OBJECTIVE ::
Check each line of the data below for the word "text", then extract the ones that have it.

** Start of DATASET **

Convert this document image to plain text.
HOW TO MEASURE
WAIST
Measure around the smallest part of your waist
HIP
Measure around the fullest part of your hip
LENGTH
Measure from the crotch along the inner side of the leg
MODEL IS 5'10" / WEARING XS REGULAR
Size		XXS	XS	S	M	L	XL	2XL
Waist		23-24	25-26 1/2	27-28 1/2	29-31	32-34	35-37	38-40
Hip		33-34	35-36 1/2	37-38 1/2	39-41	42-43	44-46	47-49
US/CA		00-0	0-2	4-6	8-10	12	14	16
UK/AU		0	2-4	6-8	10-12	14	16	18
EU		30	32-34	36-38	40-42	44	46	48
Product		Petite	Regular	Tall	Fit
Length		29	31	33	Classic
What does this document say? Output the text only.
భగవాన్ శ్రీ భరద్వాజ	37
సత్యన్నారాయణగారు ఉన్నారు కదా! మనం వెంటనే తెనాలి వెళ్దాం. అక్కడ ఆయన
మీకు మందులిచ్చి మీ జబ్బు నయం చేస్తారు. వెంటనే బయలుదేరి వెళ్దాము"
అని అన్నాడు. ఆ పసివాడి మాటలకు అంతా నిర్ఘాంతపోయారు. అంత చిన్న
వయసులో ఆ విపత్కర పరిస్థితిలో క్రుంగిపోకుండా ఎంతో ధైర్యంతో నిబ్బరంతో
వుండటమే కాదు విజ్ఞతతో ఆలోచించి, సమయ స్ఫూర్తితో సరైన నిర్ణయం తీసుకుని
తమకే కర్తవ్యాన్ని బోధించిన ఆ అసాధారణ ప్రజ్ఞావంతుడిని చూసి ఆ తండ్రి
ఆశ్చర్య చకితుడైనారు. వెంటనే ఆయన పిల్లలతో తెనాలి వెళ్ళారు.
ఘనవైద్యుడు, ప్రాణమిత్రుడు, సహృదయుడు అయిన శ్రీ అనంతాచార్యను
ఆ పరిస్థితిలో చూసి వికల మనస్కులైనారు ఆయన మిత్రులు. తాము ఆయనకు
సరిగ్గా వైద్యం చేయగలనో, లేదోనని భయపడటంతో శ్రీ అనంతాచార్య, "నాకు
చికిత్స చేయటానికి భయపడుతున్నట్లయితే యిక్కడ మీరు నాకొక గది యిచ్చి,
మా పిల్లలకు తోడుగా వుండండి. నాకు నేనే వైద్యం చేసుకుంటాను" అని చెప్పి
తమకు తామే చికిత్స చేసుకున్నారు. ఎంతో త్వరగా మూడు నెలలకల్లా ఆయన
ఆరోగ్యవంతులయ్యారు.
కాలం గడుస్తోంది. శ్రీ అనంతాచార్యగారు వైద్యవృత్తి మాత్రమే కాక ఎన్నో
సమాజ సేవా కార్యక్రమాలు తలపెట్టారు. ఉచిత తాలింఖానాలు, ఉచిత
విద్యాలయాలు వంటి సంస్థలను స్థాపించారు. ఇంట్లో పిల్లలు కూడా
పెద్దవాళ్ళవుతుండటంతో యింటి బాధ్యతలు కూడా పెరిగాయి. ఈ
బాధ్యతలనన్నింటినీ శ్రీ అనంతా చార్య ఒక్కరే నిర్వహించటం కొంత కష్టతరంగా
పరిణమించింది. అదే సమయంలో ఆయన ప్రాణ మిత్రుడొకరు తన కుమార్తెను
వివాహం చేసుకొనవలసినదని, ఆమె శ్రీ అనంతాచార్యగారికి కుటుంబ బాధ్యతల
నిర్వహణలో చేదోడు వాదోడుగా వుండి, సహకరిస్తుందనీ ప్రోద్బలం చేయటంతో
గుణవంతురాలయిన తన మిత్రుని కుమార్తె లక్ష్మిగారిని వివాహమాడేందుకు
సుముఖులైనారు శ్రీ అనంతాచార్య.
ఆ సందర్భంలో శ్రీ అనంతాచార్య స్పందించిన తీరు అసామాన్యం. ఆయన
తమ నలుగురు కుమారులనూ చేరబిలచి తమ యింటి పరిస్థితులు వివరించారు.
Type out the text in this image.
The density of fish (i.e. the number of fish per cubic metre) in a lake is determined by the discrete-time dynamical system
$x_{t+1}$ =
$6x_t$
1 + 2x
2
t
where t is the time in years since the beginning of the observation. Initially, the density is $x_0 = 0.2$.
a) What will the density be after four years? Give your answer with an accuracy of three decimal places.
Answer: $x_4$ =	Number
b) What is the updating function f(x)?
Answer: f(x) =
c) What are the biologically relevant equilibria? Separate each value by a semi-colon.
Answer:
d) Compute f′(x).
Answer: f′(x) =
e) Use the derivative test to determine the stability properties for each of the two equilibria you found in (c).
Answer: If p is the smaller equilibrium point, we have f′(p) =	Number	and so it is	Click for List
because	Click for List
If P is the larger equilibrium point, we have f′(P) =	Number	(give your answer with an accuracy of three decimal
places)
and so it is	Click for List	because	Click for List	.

** End of DATASET **

RESPONSE TO THE TASK ::
Convert this document image to plain text.
What does this document say? Output the text only.
Type out the text in this image.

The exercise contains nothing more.